[start]

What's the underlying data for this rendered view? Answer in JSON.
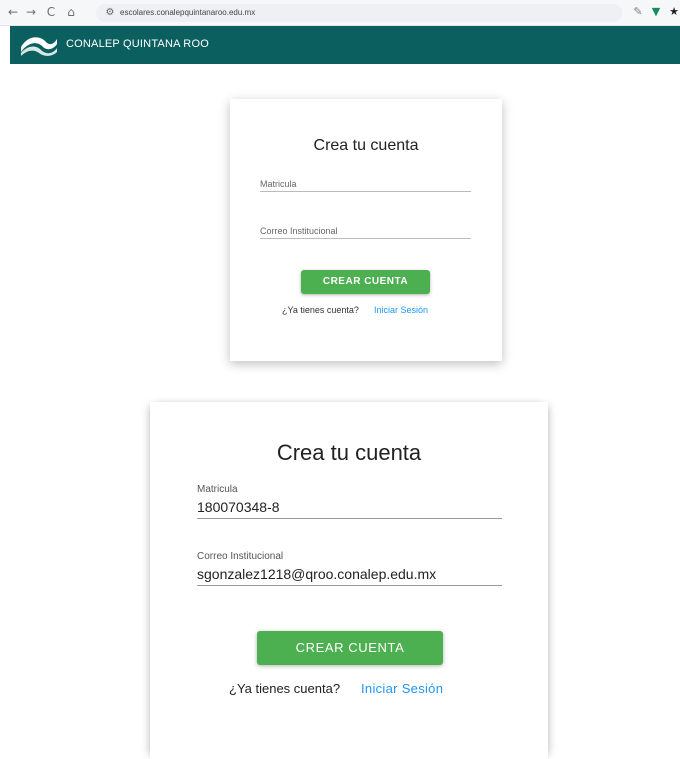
{
  "browser": {
    "back_icon": "←",
    "forward_icon": "→",
    "reload_icon": "C",
    "home_icon": "⌂",
    "site_icon": "⚙",
    "url": "escolares.conalepquintanaroo.edu.mx",
    "ext1_icon": "✎",
    "ext2_icon": "▼",
    "ext3_icon": "★"
  },
  "header": {
    "brand": "CONALEP QUINTANA ROO",
    "color": "#0b5f5f"
  },
  "signup_small": {
    "title": "Crea tu cuenta",
    "matricula_label": "Matricula",
    "correo_label": "Correo Institucional",
    "button_label": "CREAR CUENTA",
    "question": "¿Ya tienes cuenta?",
    "login_link": "Iniciar Sesión"
  },
  "signup_zoom": {
    "title": "Crea tu cuenta",
    "matricula_label": "Matricula",
    "matricula_value": "180070348-8",
    "correo_label": "Correo Institucional",
    "correo_value": "sgonzalez1218@qroo.conalep.edu.mx",
    "button_label": "CREAR CUENTA",
    "question": "¿Ya tienes cuenta?",
    "login_link": "Iniciar Sesión"
  },
  "colors": {
    "button": "#4caf50",
    "link": "#2196f3"
  }
}
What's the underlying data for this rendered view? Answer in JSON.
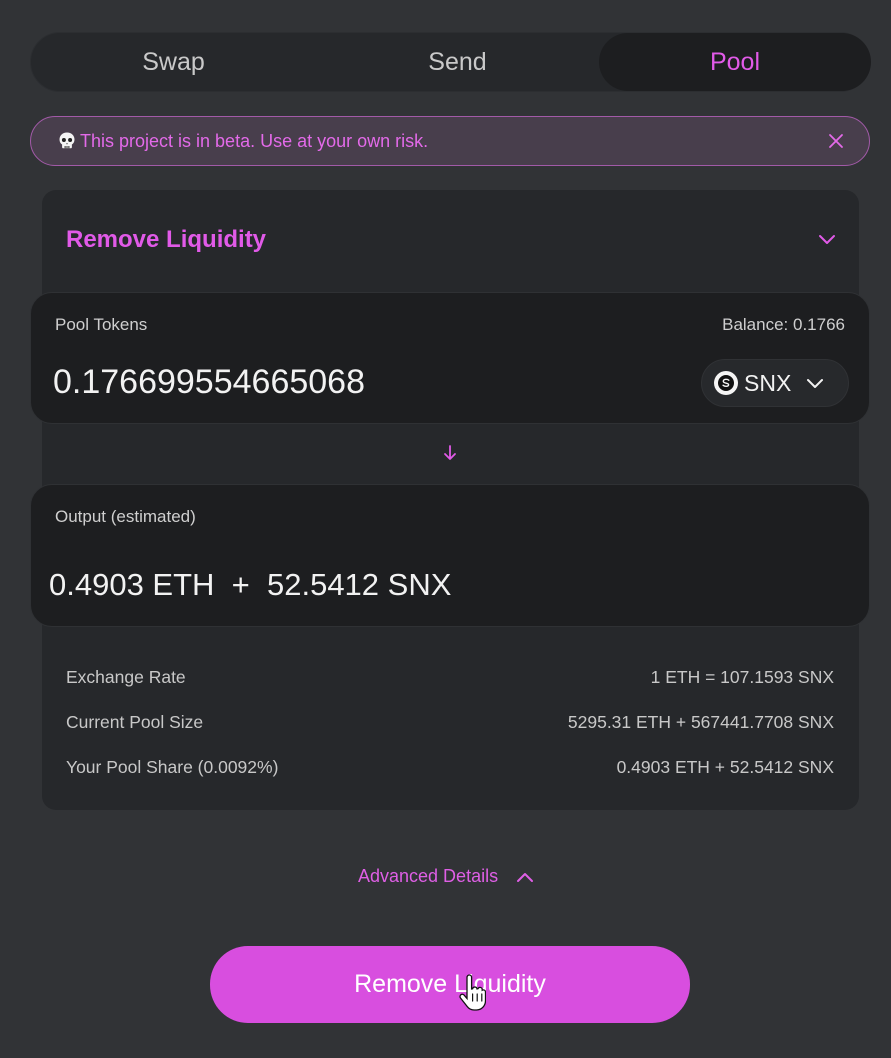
{
  "tabs": [
    {
      "label": "Swap"
    },
    {
      "label": "Send"
    },
    {
      "label": "Pool"
    }
  ],
  "active_tab": "Pool",
  "banner": {
    "icon": "skull-icon",
    "message": "This project is in beta. Use at your own risk."
  },
  "card": {
    "title": "Remove Liquidity"
  },
  "input_panel": {
    "label": "Pool Tokens",
    "balance": "Balance: 0.1766",
    "amount": "0.176699554665068",
    "token": "SNX"
  },
  "output_panel": {
    "label": "Output (estimated)",
    "amount": "0.4903 ETH  +  52.5412 SNX"
  },
  "details": [
    {
      "label": "Exchange Rate",
      "value": "1 ETH = 107.1593 SNX"
    },
    {
      "label": "Current Pool Size",
      "value": "5295.31 ETH + 567441.7708 SNX"
    },
    {
      "label": "Your Pool Share (0.0092%)",
      "value": "0.4903 ETH + 52.5412 SNX"
    }
  ],
  "advanced_details": "Advanced Details",
  "cta_label": "Remove Liquidity",
  "colors": {
    "accent": "#e15ae8",
    "background": "#313336",
    "panel": "#1d1e20",
    "card": "#26282b",
    "button": "#d84edf"
  }
}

[end]

Repeat the data above exactly, but not the pictures.

● **Response**
What's the underlying data for this rendered view? Answer in JSON.
{
  "browser": {
    "back_icon": "←",
    "forward_icon": "→",
    "reload_icon": "C",
    "home_icon": "⌂",
    "site_icon": "⚙",
    "url": "escolares.conalepquintanaroo.edu.mx",
    "ext1_icon": "✎",
    "ext2_icon": "▼",
    "ext3_icon": "★"
  },
  "header": {
    "brand": "CONALEP QUINTANA ROO",
    "color": "#0b5f5f"
  },
  "signup_small": {
    "title": "Crea tu cuenta",
    "matricula_label": "Matricula",
    "correo_label": "Correo Institucional",
    "button_label": "CREAR CUENTA",
    "question": "¿Ya tienes cuenta?",
    "login_link": "Iniciar Sesión"
  },
  "signup_zoom": {
    "title": "Crea tu cuenta",
    "matricula_label": "Matricula",
    "matricula_value": "180070348-8",
    "correo_label": "Correo Institucional",
    "correo_value": "sgonzalez1218@qroo.conalep.edu.mx",
    "button_label": "CREAR CUENTA",
    "question": "¿Ya tienes cuenta?",
    "login_link": "Iniciar Sesión"
  },
  "colors": {
    "button": "#4caf50",
    "link": "#2196f3"
  }
}
What's the underlying data for this rendered view? Answer in JSON.
{
  "tabs": [
    {
      "label": "Swap"
    },
    {
      "label": "Send"
    },
    {
      "label": "Pool"
    }
  ],
  "active_tab": "Pool",
  "banner": {
    "icon": "skull-icon",
    "message": "This project is in beta. Use at your own risk."
  },
  "card": {
    "title": "Remove Liquidity"
  },
  "input_panel": {
    "label": "Pool Tokens",
    "balance": "Balance: 0.1766",
    "amount": "0.176699554665068",
    "token": "SNX"
  },
  "output_panel": {
    "label": "Output (estimated)",
    "amount": "0.4903 ETH  +  52.5412 SNX"
  },
  "details": [
    {
      "label": "Exchange Rate",
      "value": "1 ETH = 107.1593 SNX"
    },
    {
      "label": "Current Pool Size",
      "value": "5295.31 ETH + 567441.7708 SNX"
    },
    {
      "label": "Your Pool Share (0.0092%)",
      "value": "0.4903 ETH + 52.5412 SNX"
    }
  ],
  "advanced_details": "Advanced Details",
  "cta_label": "Remove Liquidity",
  "colors": {
    "accent": "#e15ae8",
    "background": "#313336",
    "panel": "#1d1e20",
    "card": "#26282b",
    "button": "#d84edf"
  }
}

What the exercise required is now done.